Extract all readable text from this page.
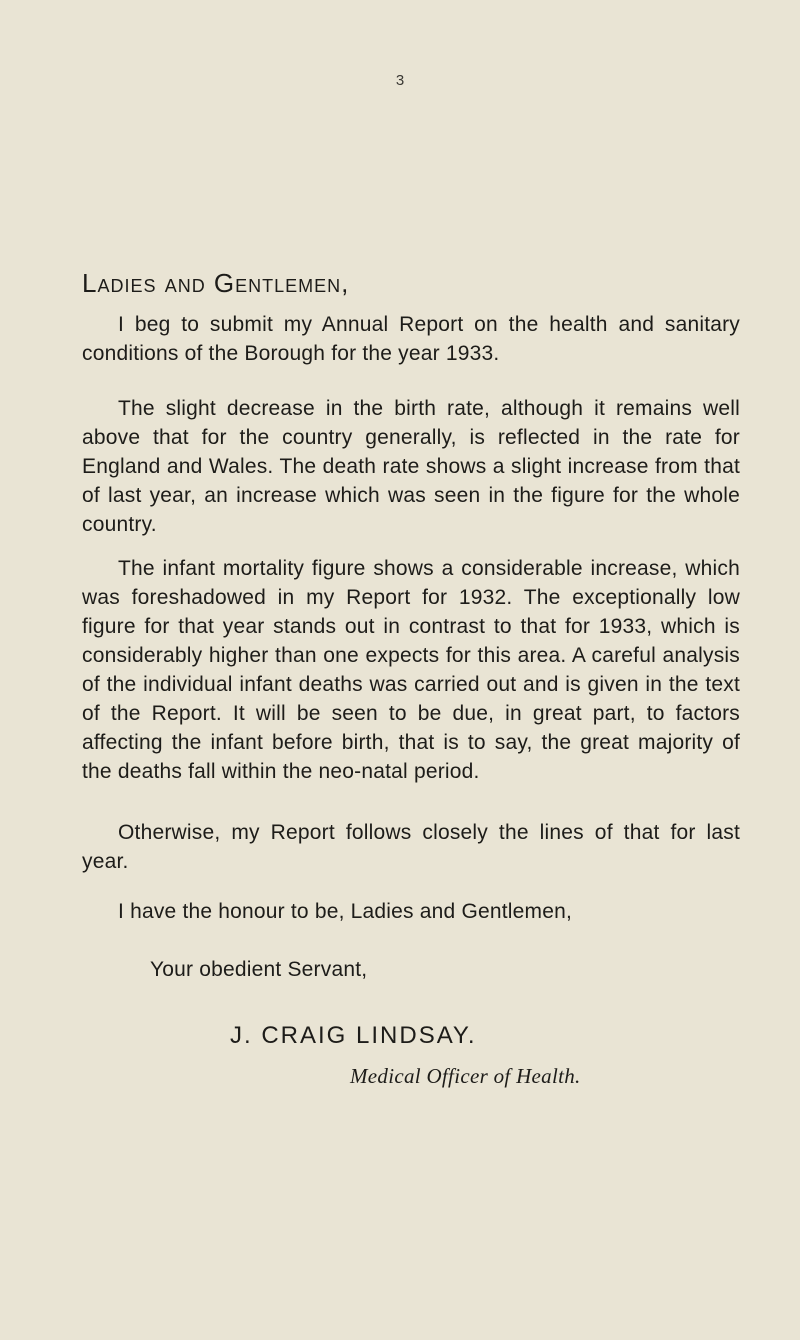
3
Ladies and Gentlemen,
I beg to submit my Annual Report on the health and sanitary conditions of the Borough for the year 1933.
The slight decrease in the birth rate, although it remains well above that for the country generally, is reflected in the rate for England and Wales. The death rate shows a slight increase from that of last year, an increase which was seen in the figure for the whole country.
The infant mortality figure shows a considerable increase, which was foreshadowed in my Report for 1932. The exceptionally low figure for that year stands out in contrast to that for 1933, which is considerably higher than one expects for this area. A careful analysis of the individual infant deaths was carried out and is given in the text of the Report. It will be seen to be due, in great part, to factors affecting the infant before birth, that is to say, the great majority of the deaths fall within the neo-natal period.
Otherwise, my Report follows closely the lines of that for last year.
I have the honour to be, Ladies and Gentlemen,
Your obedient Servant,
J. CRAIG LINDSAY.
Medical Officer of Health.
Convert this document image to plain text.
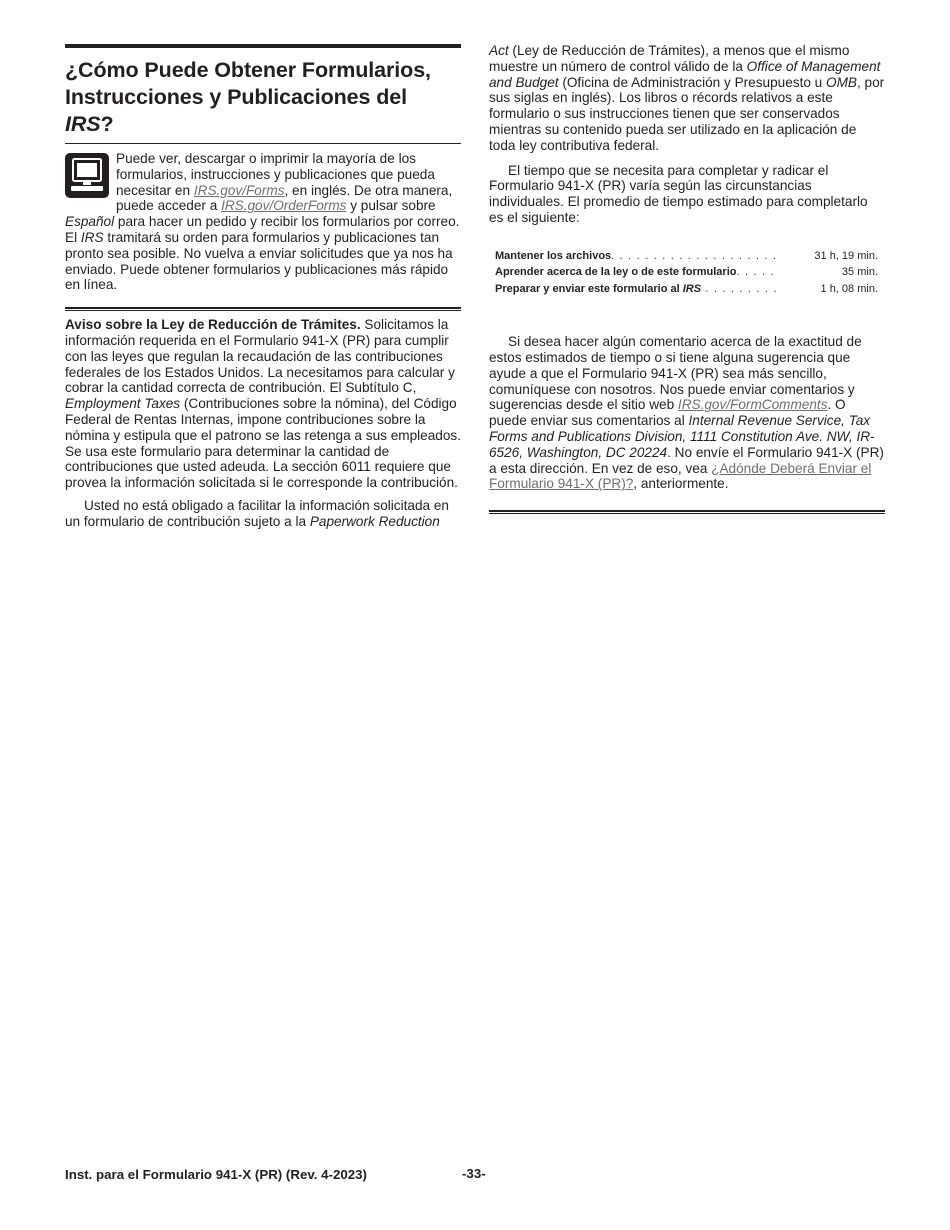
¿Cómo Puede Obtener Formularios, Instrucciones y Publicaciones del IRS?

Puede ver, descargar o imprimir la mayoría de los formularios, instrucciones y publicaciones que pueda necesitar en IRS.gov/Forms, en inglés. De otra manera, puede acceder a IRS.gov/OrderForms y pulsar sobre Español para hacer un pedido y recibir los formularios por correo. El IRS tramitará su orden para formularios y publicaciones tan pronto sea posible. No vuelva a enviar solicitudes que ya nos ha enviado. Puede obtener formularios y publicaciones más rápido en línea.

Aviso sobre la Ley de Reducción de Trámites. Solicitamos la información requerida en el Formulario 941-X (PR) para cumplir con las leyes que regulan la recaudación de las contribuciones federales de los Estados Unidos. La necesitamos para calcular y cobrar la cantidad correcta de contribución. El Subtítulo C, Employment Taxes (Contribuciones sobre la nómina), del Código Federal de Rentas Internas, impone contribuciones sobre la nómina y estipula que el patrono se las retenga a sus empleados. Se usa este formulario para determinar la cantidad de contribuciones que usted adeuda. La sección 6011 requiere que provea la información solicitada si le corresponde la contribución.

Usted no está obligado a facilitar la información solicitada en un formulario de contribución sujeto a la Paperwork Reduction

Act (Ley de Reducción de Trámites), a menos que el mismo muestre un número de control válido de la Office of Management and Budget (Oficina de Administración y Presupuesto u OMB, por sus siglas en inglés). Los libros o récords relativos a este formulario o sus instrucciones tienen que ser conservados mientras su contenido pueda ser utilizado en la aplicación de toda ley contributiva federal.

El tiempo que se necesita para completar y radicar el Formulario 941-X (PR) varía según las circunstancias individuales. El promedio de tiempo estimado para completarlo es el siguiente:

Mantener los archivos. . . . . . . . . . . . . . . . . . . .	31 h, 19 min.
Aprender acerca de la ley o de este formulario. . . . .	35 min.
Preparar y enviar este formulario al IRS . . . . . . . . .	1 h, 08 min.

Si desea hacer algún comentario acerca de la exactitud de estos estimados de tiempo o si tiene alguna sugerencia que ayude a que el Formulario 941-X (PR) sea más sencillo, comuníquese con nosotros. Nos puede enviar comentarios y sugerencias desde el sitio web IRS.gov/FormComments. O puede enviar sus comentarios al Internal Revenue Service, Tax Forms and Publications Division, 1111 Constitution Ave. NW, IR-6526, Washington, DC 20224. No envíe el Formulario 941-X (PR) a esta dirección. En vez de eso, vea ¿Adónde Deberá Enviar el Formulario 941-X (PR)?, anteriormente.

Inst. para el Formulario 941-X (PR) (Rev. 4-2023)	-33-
+ + + + +
- Task -
Leave out the pictures and copy the rest of the material above exactly.

- Correct answer -
Extract all readable text from this page.
3
Ladies and Gentlemen,
I beg to submit my Annual Report on the health and sanitary conditions of the Borough for the year 1933.
The slight decrease in the birth rate, although it remains well above that for the country generally, is reflected in the rate for England and Wales. The death rate shows a slight increase from that of last year, an increase which was seen in the figure for the whole country.
The infant mortality figure shows a considerable increase, which was foreshadowed in my Report for 1932. The exceptionally low figure for that year stands out in contrast to that for 1933, which is considerably higher than one expects for this area. A careful analysis of the individual infant deaths was carried out and is given in the text of the Report. It will be seen to be due, in great part, to factors affecting the infant before birth, that is to say, the great majority of the deaths fall within the neo-natal period.
Otherwise, my Report follows closely the lines of that for last year.
I have the honour to be, Ladies and Gentlemen,
Your obedient Servant,
J. CRAIG LINDSAY.
Medical Officer of Health.
Convert this document image to plain text.
¿Cómo Puede Obtener Formularios, Instrucciones y Publicaciones del IRS?

Puede ver, descargar o imprimir la mayoría de los formularios, instrucciones y publicaciones que pueda necesitar en IRS.gov/Forms, en inglés. De otra manera, puede acceder a IRS.gov/OrderForms y pulsar sobre Español para hacer un pedido y recibir los formularios por correo. El IRS tramitará su orden para formularios y publicaciones tan pronto sea posible. No vuelva a enviar solicitudes que ya nos ha enviado. Puede obtener formularios y publicaciones más rápido en línea.

Aviso sobre la Ley de Reducción de Trámites. Solicitamos la información requerida en el Formulario 941-X (PR) para cumplir con las leyes que regulan la recaudación de las contribuciones federales de los Estados Unidos. La necesitamos para calcular y cobrar la cantidad correcta de contribución. El Subtítulo C, Employment Taxes (Contribuciones sobre la nómina), del Código Federal de Rentas Internas, impone contribuciones sobre la nómina y estipula que el patrono se las retenga a sus empleados. Se usa este formulario para determinar la cantidad de contribuciones que usted adeuda. La sección 6011 requiere que provea la información solicitada si le corresponde la contribución.

Usted no está obligado a facilitar la información solicitada en un formulario de contribución sujeto a la Paperwork Reduction

Act (Ley de Reducción de Trámites), a menos que el mismo muestre un número de control válido de la Office of Management and Budget (Oficina de Administración y Presupuesto u OMB, por sus siglas en inglés). Los libros o récords relativos a este formulario o sus instrucciones tienen que ser conservados mientras su contenido pueda ser utilizado en la aplicación de toda ley contributiva federal.

El tiempo que se necesita para completar y radicar el Formulario 941-X (PR) varía según las circunstancias individuales. El promedio de tiempo estimado para completarlo es el siguiente:

Mantener los archivos. . . . . . . . . . . . . . . . . . . .	31 h, 19 min.
Aprender acerca de la ley o de este formulario. . . . .	35 min.
Preparar y enviar este formulario al IRS . . . . . . . . .	1 h, 08 min.

Si desea hacer algún comentario acerca de la exactitud de estos estimados de tiempo o si tiene alguna sugerencia que ayude a que el Formulario 941-X (PR) sea más sencillo, comuníquese con nosotros. Nos puede enviar comentarios y sugerencias desde el sitio web IRS.gov/FormComments. O puede enviar sus comentarios al Internal Revenue Service, Tax Forms and Publications Division, 1111 Constitution Ave. NW, IR-6526, Washington, DC 20224. No envíe el Formulario 941-X (PR) a esta dirección. En vez de eso, vea ¿Adónde Deberá Enviar el Formulario 941-X (PR)?, anteriormente.

Inst. para el Formulario 941-X (PR) (Rev. 4-2023)	-33-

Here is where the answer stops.